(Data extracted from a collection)
····················
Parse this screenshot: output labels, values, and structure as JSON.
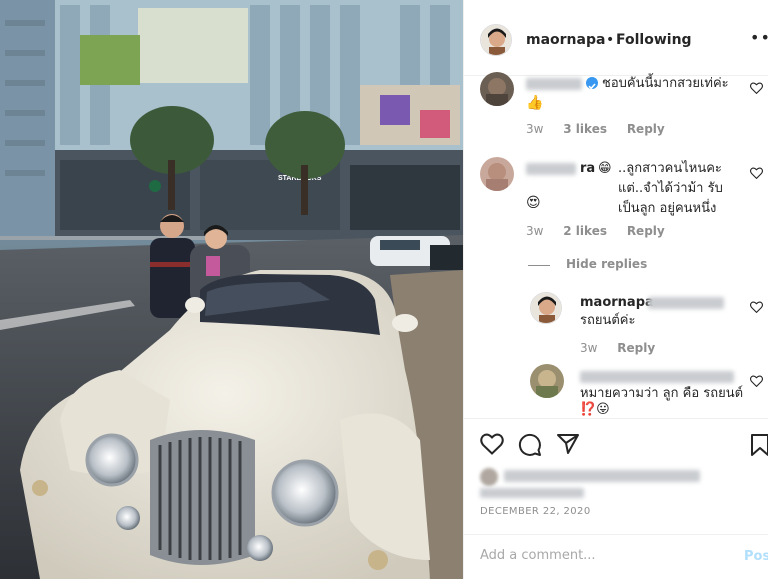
{
  "post": {
    "author": "maornapa",
    "follow_status": "Following",
    "dot": "•",
    "more": "•••",
    "date": "DECEMBER 22, 2020"
  },
  "comments": [
    {
      "text": "ชอบคันนี้มากสวยเท่ค่ะ",
      "emoji": "👍",
      "time": "3w",
      "likes": "3 likes",
      "reply": "Reply",
      "verified": true
    },
    {
      "name_suffix": "ra",
      "emoji_lead": "😁",
      "text": "..ลูกสาวคนไหนคะ แต่..จำได้ว่าม้า รับเป็นลูก อยู่คนหนึ่ง",
      "emoji": "😍",
      "time": "3w",
      "likes": "2 likes",
      "reply": "Reply"
    }
  ],
  "hide_replies": "Hide replies",
  "replies": [
    {
      "author": "maornapa",
      "text": "รถยนต์ค่ะ",
      "time": "3w",
      "reply": "Reply"
    },
    {
      "text": "หมายความว่า ลูก คือ รถยนต์",
      "emoji": "⁉️😛"
    }
  ],
  "add_comment": {
    "placeholder": "Add a comment...",
    "post_label": "Post"
  },
  "photo": {
    "store_sign": "STARBUCKS"
  },
  "colors": {
    "verified": "#3897f0",
    "post_disabled": "#b2dffc",
    "meta_gray": "#8e8e8e",
    "text": "#262626"
  }
}
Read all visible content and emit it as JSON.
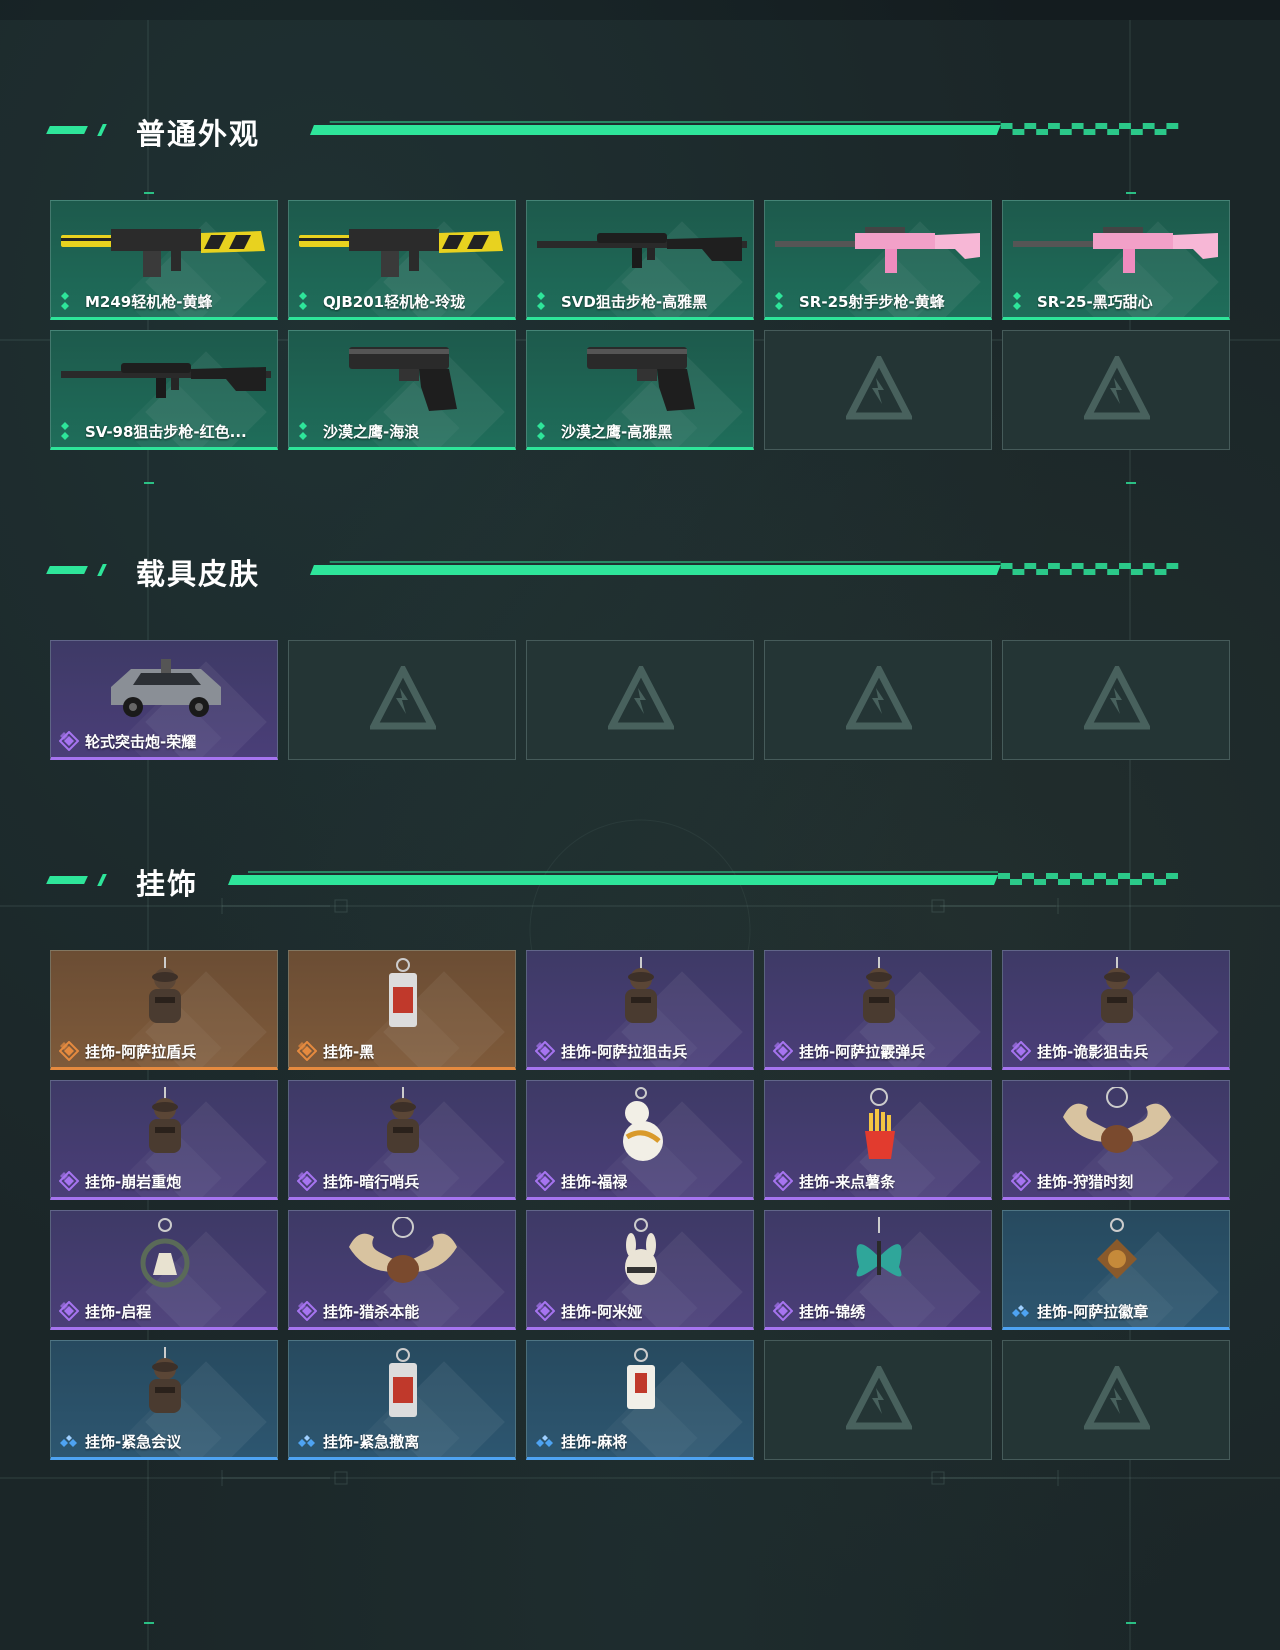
{
  "colors": {
    "accent": "#2ee59a",
    "rarity_green": "#2ee59a",
    "rarity_purple": "#a674f0",
    "rarity_orange": "#e58a3f",
    "rarity_blue": "#4ea3f2"
  },
  "sections": [
    {
      "title": "普通外观",
      "items": [
        {
          "label": "M249轻机枪-黄蜂",
          "rarity": "green",
          "icon": "machine-gun-icon"
        },
        {
          "label": "QJB201轻机枪-玲珑",
          "rarity": "green",
          "icon": "machine-gun-icon"
        },
        {
          "label": "SVD狙击步枪-高雅黑",
          "rarity": "green",
          "icon": "sniper-rifle-icon"
        },
        {
          "label": "SR-25射手步枪-黄蜂",
          "rarity": "green",
          "icon": "rifle-icon"
        },
        {
          "label": "SR-25-黑巧甜心",
          "rarity": "green",
          "icon": "rifle-icon"
        },
        {
          "label": "SV-98狙击步枪-红色...",
          "rarity": "green",
          "icon": "sniper-rifle-icon"
        },
        {
          "label": "沙漠之鹰-海浪",
          "rarity": "green",
          "icon": "pistol-icon"
        },
        {
          "label": "沙漠之鹰-高雅黑",
          "rarity": "green",
          "icon": "pistol-icon"
        },
        {
          "label": "",
          "rarity": "empty",
          "icon": "empty-slot-logo-icon"
        },
        {
          "label": "",
          "rarity": "empty",
          "icon": "empty-slot-logo-icon"
        }
      ]
    },
    {
      "title": "载具皮肤",
      "items": [
        {
          "label": "轮式突击炮-荣耀",
          "rarity": "purple",
          "icon": "vehicle-icon"
        },
        {
          "label": "",
          "rarity": "empty",
          "icon": "empty-slot-logo-icon"
        },
        {
          "label": "",
          "rarity": "empty",
          "icon": "empty-slot-logo-icon"
        },
        {
          "label": "",
          "rarity": "empty",
          "icon": "empty-slot-logo-icon"
        },
        {
          "label": "",
          "rarity": "empty",
          "icon": "empty-slot-logo-icon"
        }
      ]
    },
    {
      "title": "挂饰",
      "items": [
        {
          "label": "挂饰-阿萨拉盾兵",
          "rarity": "orange",
          "icon": "charm-figure-icon"
        },
        {
          "label": "挂饰-黑",
          "rarity": "orange",
          "icon": "charm-tag-icon"
        },
        {
          "label": "挂饰-阿萨拉狙击兵",
          "rarity": "purple",
          "icon": "charm-figure-icon"
        },
        {
          "label": "挂饰-阿萨拉霰弹兵",
          "rarity": "purple",
          "icon": "charm-figure-icon"
        },
        {
          "label": "挂饰-诡影狙击兵",
          "rarity": "purple",
          "icon": "charm-figure-icon"
        },
        {
          "label": "挂饰-崩岩重炮",
          "rarity": "purple",
          "icon": "charm-figure-icon"
        },
        {
          "label": "挂饰-暗行哨兵",
          "rarity": "purple",
          "icon": "charm-figure-icon"
        },
        {
          "label": "挂饰-福禄",
          "rarity": "purple",
          "icon": "charm-gourd-icon"
        },
        {
          "label": "挂饰-来点薯条",
          "rarity": "purple",
          "icon": "charm-fries-icon"
        },
        {
          "label": "挂饰-狩猎时刻",
          "rarity": "purple",
          "icon": "charm-antler-icon"
        },
        {
          "label": "挂饰-启程",
          "rarity": "purple",
          "icon": "charm-ring-icon"
        },
        {
          "label": "挂饰-猎杀本能",
          "rarity": "purple",
          "icon": "charm-antler-icon"
        },
        {
          "label": "挂饰-阿米娅",
          "rarity": "purple",
          "icon": "charm-rabbit-icon"
        },
        {
          "label": "挂饰-锦绣",
          "rarity": "purple",
          "icon": "charm-butterfly-icon"
        },
        {
          "label": "挂饰-阿萨拉徽章",
          "rarity": "blue",
          "icon": "charm-badge-icon"
        },
        {
          "label": "挂饰-紧急会议",
          "rarity": "blue",
          "icon": "charm-figure-icon"
        },
        {
          "label": "挂饰-紧急撤离",
          "rarity": "blue",
          "icon": "charm-tag-icon"
        },
        {
          "label": "挂饰-麻将",
          "rarity": "blue",
          "icon": "charm-mahjong-icon"
        },
        {
          "label": "",
          "rarity": "empty",
          "icon": "empty-slot-logo-icon"
        },
        {
          "label": "",
          "rarity": "empty",
          "icon": "empty-slot-logo-icon"
        }
      ]
    }
  ]
}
····················
**Exercise requirements:** How many lines in the listing contain "JSON"? Answer with the number alone.

**Solution to the problem:** 2